▶ [SOURCE DOCUMENT]
--- Start ---
Get the size/length of an array column

You can use the size function and that would give you the number of elements in the array. There is only issue as pointed by @aloplop85 that for an empty array, it gives you value of 1 and that is correct because empty string is also considered as a value in an array but if you want to get around this for your use case where you want the size to be zero if the array has one value and that is also empty string.

//source data
val df = Seq((Array("a","b","c"), 2), (Array("a"), 4),(Array(""),6)).toDF("friends", "id")
//check the size of the array and see if it 1 and first element is empty string then set value to 0
val df1 = df.withColumn("no_of_friends",when(size(col("friends")) === 1 && col("friends")(0) === "" , lit(0)).otherwise(size(col("friends")) ))

You can verify the output as below:

enter image description here


You can use the size function:

val df = Seq((Array("a","b","c"), 2), (Array("a"), 4)).toDF("friends", "id")
// df: org.apache.spark.sql.DataFrame = [friends: array<string>, id: int]

df.select(size($"friends").as("no_of_friends")).show
+-------------+
|no_of_friends|
+-------------+   
|            3|
|            1|
+-------------+

To add as a new column:

df.withColumn("no_of_friends", size($"friends")).show
+---------+---+-------------+
|  friends| id|no_of_friends|
+---------+---+-------------+
|[a, b, c]|  2|            3|
|      [a]|  4|            1|
+---------+---+-------------+
--- End ---
▶ [GIVEN INSTRUCTION A] Retype the part of the array column size thread starting with "Get the size/length" and going on through "also empty string.".
▶ [GIVEN INSTRUCTION B]
Answer these from the array column size thread:
(i) What value does the size function give for an empty array?
(ii) In the first answer's code, what value is given when the array holds one element and that element is an empty string?
(iii) In the table that adds the new column, what is the no_of_friends value for id 2?

▶ [GIVEN DATA]
--- Start ---
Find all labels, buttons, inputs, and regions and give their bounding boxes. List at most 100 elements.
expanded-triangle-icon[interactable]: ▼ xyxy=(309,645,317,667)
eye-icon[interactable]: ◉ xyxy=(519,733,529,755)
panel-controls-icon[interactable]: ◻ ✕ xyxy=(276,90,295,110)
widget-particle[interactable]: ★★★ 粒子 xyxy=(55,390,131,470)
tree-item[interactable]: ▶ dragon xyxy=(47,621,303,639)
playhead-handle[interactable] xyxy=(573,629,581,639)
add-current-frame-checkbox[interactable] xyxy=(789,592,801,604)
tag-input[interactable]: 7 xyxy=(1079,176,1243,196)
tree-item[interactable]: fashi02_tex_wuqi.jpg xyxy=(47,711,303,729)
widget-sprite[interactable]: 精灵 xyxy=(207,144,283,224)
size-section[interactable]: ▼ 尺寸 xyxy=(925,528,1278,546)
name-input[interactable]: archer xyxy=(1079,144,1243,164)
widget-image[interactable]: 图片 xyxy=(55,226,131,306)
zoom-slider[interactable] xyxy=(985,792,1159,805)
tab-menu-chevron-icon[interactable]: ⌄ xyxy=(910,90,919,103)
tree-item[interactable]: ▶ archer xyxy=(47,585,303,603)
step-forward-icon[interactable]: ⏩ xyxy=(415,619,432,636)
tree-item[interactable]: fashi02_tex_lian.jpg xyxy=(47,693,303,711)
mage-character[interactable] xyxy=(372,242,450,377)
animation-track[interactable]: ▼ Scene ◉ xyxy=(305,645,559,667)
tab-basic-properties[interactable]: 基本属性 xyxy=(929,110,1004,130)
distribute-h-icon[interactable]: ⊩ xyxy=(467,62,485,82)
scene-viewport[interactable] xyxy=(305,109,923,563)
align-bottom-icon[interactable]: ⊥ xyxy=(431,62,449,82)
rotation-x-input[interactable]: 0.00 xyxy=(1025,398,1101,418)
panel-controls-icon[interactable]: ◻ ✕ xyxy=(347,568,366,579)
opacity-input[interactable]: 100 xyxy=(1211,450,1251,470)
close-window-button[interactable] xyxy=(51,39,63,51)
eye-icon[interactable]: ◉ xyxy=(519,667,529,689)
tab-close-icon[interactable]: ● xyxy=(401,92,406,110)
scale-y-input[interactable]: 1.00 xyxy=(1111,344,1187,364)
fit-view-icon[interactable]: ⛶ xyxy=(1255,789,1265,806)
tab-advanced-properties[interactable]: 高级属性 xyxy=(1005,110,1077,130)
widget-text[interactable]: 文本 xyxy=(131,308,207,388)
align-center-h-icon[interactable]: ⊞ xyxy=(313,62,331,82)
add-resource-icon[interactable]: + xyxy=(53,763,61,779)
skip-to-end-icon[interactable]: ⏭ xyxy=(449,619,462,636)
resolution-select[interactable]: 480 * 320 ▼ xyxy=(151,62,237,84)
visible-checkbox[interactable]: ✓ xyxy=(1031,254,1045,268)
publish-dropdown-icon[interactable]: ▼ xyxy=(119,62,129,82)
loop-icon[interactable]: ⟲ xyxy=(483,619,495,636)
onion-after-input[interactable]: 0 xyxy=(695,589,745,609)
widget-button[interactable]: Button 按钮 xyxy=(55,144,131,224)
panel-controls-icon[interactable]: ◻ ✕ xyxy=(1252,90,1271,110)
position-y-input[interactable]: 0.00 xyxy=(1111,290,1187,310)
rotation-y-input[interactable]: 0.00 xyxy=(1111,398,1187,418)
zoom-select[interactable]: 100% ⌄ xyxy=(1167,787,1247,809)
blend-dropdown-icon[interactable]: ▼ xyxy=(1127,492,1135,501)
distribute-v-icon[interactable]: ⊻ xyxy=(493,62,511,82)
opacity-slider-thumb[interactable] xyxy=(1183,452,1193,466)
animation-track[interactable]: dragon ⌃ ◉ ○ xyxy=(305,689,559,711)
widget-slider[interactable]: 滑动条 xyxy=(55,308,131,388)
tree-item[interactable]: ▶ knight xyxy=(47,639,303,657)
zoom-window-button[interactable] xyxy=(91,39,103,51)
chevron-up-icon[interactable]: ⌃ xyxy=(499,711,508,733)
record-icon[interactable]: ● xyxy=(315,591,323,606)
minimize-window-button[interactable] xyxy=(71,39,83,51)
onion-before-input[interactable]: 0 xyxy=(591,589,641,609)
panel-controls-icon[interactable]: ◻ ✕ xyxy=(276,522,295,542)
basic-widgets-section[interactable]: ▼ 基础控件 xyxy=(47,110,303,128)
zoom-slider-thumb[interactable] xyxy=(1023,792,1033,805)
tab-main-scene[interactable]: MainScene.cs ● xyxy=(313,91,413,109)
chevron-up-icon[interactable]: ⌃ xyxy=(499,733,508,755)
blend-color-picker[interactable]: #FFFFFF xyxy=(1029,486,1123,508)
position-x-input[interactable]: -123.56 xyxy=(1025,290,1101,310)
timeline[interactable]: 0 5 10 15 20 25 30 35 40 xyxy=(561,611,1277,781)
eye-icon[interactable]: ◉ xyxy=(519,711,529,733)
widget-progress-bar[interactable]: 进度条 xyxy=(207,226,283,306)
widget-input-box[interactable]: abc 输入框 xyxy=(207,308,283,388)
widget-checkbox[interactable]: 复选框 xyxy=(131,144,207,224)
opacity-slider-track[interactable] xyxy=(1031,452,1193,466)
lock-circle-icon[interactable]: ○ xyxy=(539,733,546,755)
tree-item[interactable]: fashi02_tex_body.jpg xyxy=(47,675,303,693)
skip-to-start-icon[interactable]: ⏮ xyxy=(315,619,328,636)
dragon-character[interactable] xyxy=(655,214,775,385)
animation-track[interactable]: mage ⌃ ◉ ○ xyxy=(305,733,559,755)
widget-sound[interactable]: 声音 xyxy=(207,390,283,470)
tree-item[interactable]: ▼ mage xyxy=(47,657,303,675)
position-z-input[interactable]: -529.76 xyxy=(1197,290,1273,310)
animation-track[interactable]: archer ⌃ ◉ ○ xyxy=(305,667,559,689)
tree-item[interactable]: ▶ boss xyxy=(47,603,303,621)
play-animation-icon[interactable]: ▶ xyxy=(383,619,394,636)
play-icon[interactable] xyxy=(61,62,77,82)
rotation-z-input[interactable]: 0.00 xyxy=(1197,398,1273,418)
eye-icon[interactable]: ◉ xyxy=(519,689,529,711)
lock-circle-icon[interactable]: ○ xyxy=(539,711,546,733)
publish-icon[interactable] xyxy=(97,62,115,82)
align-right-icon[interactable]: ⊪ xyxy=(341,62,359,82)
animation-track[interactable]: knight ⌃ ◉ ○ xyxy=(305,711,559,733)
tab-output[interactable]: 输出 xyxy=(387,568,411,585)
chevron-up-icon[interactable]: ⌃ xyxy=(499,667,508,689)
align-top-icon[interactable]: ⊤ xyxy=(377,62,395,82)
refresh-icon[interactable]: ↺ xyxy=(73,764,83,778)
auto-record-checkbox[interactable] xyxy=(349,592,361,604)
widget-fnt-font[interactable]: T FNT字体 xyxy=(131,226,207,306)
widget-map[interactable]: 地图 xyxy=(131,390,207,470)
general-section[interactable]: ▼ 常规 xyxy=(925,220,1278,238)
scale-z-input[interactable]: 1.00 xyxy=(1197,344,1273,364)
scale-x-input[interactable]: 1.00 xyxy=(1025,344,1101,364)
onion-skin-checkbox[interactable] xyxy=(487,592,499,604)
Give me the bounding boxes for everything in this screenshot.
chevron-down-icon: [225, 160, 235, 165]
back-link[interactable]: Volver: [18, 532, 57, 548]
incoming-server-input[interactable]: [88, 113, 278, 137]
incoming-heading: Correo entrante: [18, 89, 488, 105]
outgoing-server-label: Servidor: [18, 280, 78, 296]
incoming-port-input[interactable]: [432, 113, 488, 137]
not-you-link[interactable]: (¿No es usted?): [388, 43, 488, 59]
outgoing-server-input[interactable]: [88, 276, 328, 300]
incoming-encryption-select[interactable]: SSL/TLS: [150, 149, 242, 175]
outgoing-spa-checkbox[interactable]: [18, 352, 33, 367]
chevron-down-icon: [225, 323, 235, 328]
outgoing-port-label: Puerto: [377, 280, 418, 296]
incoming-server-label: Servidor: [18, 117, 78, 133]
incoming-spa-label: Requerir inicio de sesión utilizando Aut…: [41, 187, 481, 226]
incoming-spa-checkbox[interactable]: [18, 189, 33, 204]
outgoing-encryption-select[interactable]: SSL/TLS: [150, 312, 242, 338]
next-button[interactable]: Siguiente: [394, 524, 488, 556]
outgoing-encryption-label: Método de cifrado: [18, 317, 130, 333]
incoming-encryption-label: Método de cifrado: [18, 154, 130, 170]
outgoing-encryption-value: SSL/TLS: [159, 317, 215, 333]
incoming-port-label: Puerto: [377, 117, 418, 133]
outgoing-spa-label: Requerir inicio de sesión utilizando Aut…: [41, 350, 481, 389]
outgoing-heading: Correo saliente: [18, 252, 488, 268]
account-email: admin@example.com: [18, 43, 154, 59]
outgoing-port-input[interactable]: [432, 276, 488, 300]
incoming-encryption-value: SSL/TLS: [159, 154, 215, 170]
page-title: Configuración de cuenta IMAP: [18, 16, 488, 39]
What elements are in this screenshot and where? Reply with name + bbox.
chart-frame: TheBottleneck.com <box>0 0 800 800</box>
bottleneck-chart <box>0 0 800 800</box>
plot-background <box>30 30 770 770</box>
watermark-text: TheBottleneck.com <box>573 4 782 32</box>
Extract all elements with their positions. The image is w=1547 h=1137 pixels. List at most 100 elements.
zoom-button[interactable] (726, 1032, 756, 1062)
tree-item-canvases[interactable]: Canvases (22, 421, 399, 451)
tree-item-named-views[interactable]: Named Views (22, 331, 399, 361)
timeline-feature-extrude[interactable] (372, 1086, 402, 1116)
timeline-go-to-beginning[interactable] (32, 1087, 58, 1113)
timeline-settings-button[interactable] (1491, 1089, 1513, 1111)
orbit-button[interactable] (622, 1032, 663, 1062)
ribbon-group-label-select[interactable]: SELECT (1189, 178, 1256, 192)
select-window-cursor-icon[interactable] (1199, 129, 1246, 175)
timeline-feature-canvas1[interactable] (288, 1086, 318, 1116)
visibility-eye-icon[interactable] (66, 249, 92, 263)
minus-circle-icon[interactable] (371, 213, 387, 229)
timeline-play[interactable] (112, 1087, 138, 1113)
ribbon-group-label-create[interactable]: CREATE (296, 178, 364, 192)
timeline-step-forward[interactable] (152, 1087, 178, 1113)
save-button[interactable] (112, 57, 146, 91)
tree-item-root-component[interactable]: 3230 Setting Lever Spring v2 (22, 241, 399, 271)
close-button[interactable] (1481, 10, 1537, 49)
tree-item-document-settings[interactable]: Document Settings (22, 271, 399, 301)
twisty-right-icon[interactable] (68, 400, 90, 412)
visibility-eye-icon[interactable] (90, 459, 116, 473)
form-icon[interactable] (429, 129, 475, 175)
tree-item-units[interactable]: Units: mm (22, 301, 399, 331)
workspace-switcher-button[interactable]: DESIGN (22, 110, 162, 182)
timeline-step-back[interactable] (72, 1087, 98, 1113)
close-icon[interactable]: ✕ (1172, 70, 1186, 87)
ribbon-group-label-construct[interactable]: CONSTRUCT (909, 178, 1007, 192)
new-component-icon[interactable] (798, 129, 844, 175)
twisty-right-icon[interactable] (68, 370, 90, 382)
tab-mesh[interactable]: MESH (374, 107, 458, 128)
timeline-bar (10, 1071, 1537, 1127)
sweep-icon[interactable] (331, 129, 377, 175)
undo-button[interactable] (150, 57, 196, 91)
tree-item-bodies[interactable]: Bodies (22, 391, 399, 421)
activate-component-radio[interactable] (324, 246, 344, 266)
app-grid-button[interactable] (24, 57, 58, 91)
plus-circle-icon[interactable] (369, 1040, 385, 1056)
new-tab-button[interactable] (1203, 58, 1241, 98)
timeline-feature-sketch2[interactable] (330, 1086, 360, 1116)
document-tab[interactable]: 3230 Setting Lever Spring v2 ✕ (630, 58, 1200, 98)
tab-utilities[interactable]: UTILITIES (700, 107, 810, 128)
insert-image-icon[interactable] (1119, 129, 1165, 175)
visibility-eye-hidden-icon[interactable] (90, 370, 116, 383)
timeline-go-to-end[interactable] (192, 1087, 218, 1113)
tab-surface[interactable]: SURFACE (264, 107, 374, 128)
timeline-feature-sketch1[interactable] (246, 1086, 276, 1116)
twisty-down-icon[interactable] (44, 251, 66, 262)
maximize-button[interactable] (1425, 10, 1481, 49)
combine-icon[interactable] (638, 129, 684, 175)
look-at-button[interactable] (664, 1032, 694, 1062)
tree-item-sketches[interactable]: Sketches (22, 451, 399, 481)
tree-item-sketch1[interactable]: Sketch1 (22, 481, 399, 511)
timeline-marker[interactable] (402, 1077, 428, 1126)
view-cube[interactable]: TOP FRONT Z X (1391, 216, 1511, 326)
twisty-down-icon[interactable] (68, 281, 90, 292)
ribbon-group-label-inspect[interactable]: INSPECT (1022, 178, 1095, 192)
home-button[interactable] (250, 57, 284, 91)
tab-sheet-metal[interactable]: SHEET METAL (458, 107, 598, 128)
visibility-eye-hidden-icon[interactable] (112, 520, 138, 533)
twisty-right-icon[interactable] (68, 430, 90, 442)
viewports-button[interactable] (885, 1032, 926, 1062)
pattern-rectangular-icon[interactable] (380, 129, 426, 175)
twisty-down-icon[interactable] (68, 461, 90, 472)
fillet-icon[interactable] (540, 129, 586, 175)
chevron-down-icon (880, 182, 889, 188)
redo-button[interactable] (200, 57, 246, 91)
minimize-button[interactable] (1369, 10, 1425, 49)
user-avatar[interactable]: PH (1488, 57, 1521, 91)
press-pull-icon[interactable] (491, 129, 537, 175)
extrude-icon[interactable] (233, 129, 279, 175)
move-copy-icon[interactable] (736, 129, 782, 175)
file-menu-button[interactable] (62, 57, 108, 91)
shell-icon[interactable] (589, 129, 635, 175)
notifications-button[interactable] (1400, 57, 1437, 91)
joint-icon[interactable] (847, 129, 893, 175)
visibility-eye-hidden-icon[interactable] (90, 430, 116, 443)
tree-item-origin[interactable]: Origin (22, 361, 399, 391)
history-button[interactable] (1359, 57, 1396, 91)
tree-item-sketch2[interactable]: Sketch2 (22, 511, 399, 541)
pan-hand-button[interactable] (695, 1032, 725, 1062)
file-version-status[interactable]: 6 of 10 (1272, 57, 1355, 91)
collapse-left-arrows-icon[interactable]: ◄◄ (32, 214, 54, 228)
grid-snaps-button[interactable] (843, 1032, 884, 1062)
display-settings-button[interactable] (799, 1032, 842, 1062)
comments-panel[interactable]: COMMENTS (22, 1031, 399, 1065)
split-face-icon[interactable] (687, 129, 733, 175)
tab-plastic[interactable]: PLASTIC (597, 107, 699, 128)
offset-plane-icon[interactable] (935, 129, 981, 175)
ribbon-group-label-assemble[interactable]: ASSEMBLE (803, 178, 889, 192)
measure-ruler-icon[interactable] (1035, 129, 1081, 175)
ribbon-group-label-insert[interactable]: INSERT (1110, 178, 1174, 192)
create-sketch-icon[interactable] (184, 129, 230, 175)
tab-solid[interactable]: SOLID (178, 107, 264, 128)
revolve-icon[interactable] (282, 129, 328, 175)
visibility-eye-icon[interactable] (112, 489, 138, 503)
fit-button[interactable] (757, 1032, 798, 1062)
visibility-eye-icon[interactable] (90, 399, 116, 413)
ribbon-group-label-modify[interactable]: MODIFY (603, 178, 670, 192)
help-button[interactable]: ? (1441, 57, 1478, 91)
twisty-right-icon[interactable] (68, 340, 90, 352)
--- End ---
▶ [TASK RESULT A]
Get the size/length of an array column

You can use the size function and that would give you the number of elements in the array. There is only issue as pointed by @aloplop85 that for an empty array, it gives you value of 1 and that is correct because empty string is also considered as a value in an array but if you want to get around this for your use case where you want the size to be zero if the array has one value and that is also empty string.

▶ [TASK RESULT B]
(i) 1
(ii) 0
(iii) 3